- _REQUIREMENT_
Extract, from the records beneath this instruction, each line that contains the word "использовать".

- _ENTRIES SHOWN_

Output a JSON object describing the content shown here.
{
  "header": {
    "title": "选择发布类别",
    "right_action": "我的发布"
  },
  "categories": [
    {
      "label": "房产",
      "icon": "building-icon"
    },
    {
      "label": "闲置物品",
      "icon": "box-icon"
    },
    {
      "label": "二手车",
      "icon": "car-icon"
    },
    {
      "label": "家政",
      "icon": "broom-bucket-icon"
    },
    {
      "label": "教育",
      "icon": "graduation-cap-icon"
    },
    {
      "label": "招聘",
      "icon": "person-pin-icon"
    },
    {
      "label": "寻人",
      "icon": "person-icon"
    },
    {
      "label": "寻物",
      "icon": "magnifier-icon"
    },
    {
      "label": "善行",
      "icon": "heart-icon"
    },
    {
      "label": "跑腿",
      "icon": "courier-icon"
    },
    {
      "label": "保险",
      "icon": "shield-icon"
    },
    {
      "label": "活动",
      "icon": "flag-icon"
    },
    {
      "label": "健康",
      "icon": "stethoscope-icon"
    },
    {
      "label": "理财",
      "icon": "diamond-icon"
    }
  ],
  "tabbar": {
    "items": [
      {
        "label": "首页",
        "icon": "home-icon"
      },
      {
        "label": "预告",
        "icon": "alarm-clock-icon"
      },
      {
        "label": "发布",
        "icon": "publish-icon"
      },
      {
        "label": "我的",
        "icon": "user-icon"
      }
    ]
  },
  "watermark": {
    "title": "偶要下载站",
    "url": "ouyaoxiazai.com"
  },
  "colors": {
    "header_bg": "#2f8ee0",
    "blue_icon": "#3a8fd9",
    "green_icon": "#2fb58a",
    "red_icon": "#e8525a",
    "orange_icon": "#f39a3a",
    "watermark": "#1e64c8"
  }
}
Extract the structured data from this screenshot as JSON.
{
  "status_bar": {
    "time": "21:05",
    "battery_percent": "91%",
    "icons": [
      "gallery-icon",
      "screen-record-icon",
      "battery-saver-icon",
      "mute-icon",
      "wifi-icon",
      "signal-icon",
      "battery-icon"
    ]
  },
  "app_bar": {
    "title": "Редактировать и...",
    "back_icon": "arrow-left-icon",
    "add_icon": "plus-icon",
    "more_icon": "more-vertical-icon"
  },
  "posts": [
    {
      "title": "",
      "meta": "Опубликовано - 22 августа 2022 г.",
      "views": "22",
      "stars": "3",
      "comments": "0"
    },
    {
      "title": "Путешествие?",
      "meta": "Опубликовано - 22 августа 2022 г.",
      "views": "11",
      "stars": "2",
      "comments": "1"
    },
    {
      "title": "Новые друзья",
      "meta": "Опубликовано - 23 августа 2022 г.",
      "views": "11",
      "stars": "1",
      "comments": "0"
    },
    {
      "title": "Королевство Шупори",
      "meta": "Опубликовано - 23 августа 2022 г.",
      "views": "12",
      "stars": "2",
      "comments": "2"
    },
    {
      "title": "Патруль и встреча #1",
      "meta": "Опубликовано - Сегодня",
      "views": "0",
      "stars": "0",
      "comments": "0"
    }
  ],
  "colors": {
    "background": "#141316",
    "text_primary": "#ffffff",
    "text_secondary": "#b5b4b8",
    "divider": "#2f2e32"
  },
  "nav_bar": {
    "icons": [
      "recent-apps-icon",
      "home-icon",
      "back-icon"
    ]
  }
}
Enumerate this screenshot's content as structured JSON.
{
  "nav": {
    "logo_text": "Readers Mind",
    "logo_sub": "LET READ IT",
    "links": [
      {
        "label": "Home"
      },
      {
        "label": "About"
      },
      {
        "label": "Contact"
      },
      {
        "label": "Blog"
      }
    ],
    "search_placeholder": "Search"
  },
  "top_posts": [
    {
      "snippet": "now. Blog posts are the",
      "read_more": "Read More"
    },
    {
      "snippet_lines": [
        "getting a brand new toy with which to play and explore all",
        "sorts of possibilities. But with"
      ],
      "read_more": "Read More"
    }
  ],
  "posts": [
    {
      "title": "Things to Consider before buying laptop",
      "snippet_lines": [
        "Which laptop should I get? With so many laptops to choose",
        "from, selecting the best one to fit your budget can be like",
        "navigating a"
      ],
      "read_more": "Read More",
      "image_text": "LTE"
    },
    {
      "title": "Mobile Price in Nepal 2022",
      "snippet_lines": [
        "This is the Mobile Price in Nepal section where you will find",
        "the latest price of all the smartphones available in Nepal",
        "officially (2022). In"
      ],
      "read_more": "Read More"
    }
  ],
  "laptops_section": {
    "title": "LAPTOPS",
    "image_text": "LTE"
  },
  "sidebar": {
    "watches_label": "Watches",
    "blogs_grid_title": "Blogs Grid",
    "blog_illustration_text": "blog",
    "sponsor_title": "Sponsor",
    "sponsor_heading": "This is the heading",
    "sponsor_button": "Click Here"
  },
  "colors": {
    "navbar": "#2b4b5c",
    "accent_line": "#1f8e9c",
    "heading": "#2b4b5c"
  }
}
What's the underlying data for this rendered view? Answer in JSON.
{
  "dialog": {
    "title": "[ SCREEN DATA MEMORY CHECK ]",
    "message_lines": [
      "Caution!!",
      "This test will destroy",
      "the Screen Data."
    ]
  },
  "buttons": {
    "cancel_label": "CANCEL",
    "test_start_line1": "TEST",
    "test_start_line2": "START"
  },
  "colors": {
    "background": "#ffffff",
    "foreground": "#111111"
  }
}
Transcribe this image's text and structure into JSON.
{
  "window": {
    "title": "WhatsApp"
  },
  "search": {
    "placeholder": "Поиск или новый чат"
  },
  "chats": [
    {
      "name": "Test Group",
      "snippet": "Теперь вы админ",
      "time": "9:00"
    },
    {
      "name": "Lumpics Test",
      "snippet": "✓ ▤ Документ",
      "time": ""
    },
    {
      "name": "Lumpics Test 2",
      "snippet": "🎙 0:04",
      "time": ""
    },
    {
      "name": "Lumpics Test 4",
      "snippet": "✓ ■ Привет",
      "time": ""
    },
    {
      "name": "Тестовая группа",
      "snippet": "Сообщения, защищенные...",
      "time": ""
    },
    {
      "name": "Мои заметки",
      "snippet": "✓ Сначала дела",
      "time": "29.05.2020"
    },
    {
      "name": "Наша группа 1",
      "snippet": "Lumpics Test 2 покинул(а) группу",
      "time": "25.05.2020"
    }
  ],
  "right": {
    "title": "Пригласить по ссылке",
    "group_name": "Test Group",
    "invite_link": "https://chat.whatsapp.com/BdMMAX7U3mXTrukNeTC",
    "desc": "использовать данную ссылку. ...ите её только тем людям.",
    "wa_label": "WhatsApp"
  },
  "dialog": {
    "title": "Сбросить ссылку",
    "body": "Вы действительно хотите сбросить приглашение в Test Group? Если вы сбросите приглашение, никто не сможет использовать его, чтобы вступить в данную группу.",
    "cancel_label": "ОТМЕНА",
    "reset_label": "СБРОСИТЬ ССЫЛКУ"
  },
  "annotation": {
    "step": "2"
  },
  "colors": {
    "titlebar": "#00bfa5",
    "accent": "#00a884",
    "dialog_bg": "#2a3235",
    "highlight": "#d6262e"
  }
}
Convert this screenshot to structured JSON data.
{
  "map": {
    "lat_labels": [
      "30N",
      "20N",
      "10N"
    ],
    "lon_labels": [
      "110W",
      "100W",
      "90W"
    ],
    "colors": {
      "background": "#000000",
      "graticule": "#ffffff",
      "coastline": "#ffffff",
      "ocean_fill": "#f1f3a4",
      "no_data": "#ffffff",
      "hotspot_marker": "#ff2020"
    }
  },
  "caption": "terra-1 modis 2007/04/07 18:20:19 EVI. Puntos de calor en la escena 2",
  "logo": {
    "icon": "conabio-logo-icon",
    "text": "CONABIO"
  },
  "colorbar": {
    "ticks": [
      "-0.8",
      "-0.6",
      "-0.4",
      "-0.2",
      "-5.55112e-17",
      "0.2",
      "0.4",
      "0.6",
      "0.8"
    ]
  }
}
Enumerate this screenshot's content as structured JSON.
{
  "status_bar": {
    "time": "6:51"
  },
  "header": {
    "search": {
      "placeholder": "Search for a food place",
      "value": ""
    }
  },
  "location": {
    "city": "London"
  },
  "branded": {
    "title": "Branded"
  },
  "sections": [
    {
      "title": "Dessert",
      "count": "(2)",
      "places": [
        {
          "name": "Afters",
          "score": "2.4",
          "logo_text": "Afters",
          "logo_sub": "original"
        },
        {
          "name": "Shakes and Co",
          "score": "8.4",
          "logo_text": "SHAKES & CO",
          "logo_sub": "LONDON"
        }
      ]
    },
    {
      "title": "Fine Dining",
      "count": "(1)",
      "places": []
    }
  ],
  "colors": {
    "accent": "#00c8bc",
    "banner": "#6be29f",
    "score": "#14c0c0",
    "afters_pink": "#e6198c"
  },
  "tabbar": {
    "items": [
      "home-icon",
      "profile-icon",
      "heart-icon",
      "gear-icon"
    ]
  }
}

- _TASK ANSWER_
    "desc": "использовать данную ссылку. ...ите её только тем людям.",
    "body": "Вы действительно хотите сбросить приглашение в Test Group? Если вы сбросите приглашение, никто не сможет использовать его, чтобы вступить в данную группу.",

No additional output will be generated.